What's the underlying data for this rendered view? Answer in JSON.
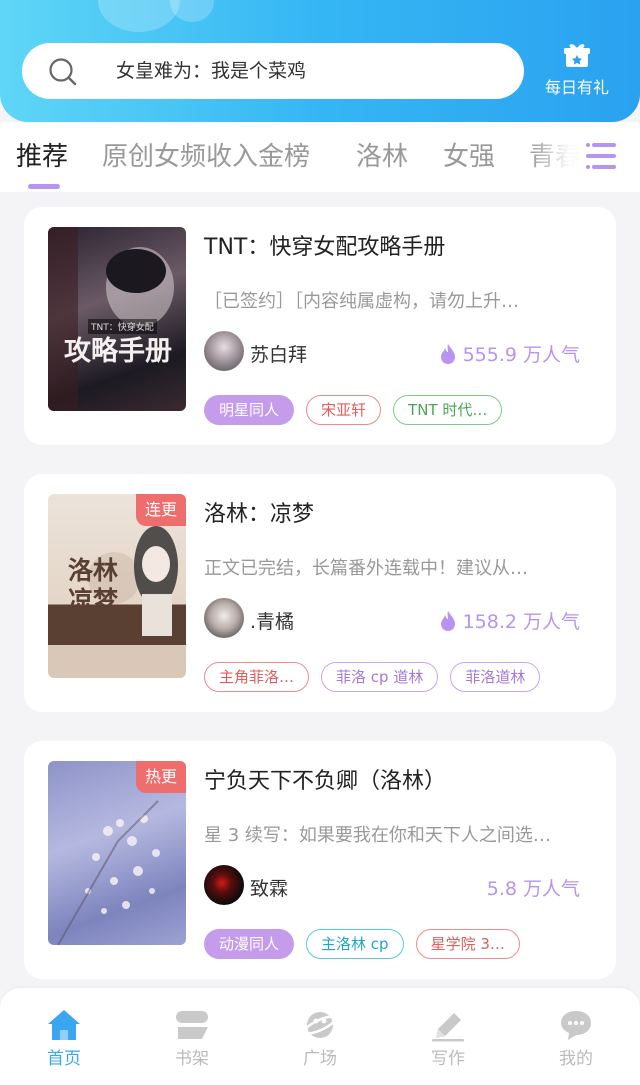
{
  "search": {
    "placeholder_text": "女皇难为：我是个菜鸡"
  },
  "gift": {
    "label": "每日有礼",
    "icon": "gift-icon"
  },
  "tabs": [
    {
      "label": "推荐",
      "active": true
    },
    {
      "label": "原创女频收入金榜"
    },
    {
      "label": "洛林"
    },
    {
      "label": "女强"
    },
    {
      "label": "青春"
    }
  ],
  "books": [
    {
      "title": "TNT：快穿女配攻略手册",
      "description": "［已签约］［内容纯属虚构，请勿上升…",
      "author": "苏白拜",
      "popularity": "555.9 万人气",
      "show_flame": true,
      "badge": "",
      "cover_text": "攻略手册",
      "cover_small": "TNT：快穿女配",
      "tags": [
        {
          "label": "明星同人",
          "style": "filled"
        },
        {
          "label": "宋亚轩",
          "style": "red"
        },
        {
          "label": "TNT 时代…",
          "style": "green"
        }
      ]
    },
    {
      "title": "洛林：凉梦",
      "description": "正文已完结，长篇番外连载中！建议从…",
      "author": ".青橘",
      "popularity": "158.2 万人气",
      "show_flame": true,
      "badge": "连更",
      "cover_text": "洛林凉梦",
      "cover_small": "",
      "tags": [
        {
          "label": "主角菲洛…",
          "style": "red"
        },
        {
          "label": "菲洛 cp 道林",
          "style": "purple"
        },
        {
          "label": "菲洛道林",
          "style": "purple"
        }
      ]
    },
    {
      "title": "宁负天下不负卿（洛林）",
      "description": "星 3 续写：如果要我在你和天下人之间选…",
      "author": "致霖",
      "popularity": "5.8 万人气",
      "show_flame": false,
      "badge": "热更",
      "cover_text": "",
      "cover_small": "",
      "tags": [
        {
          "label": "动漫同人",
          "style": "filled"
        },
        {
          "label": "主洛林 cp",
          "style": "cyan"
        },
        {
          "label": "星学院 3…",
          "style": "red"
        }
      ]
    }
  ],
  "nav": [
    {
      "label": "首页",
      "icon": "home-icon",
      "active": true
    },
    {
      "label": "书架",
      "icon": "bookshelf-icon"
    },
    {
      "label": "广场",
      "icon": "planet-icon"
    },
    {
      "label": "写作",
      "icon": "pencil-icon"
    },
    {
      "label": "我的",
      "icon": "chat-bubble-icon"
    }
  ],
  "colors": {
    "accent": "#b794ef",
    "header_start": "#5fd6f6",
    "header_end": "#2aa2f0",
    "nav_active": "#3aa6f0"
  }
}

**EXERCISE DESCRIPTION**
Quote the entries in full. Any image among them is to be omitted from the copy.

**RESULT OF THE TASK**
What's the underlying data for this rendered view? Answer in JSON.
{
  "search": {
    "placeholder_text": "女皇难为：我是个菜鸡"
  },
  "gift": {
    "label": "每日有礼",
    "icon": "gift-icon"
  },
  "tabs": [
    {
      "label": "推荐",
      "active": true
    },
    {
      "label": "原创女频收入金榜"
    },
    {
      "label": "洛林"
    },
    {
      "label": "女强"
    },
    {
      "label": "青春"
    }
  ],
  "books": [
    {
      "title": "TNT：快穿女配攻略手册",
      "description": "［已签约］［内容纯属虚构，请勿上升…",
      "author": "苏白拜",
      "popularity": "555.9 万人气",
      "show_flame": true,
      "badge": "",
      "cover_text": "攻略手册",
      "cover_small": "TNT：快穿女配",
      "tags": [
        {
          "label": "明星同人",
          "style": "filled"
        },
        {
          "label": "宋亚轩",
          "style": "red"
        },
        {
          "label": "TNT 时代…",
          "style": "green"
        }
      ]
    },
    {
      "title": "洛林：凉梦",
      "description": "正文已完结，长篇番外连载中！建议从…",
      "author": ".青橘",
      "popularity": "158.2 万人气",
      "show_flame": true,
      "badge": "连更",
      "cover_text": "洛林凉梦",
      "cover_small": "",
      "tags": [
        {
          "label": "主角菲洛…",
          "style": "red"
        },
        {
          "label": "菲洛 cp 道林",
          "style": "purple"
        },
        {
          "label": "菲洛道林",
          "style": "purple"
        }
      ]
    },
    {
      "title": "宁负天下不负卿（洛林）",
      "description": "星 3 续写：如果要我在你和天下人之间选…",
      "author": "致霖",
      "popularity": "5.8 万人气",
      "show_flame": false,
      "badge": "热更",
      "cover_text": "",
      "cover_small": "",
      "tags": [
        {
          "label": "动漫同人",
          "style": "filled"
        },
        {
          "label": "主洛林 cp",
          "style": "cyan"
        },
        {
          "label": "星学院 3…",
          "style": "red"
        }
      ]
    }
  ],
  "nav": [
    {
      "label": "首页",
      "icon": "home-icon",
      "active": true
    },
    {
      "label": "书架",
      "icon": "bookshelf-icon"
    },
    {
      "label": "广场",
      "icon": "planet-icon"
    },
    {
      "label": "写作",
      "icon": "pencil-icon"
    },
    {
      "label": "我的",
      "icon": "chat-bubble-icon"
    }
  ],
  "colors": {
    "accent": "#b794ef",
    "header_start": "#5fd6f6",
    "header_end": "#2aa2f0",
    "nav_active": "#3aa6f0"
  }
}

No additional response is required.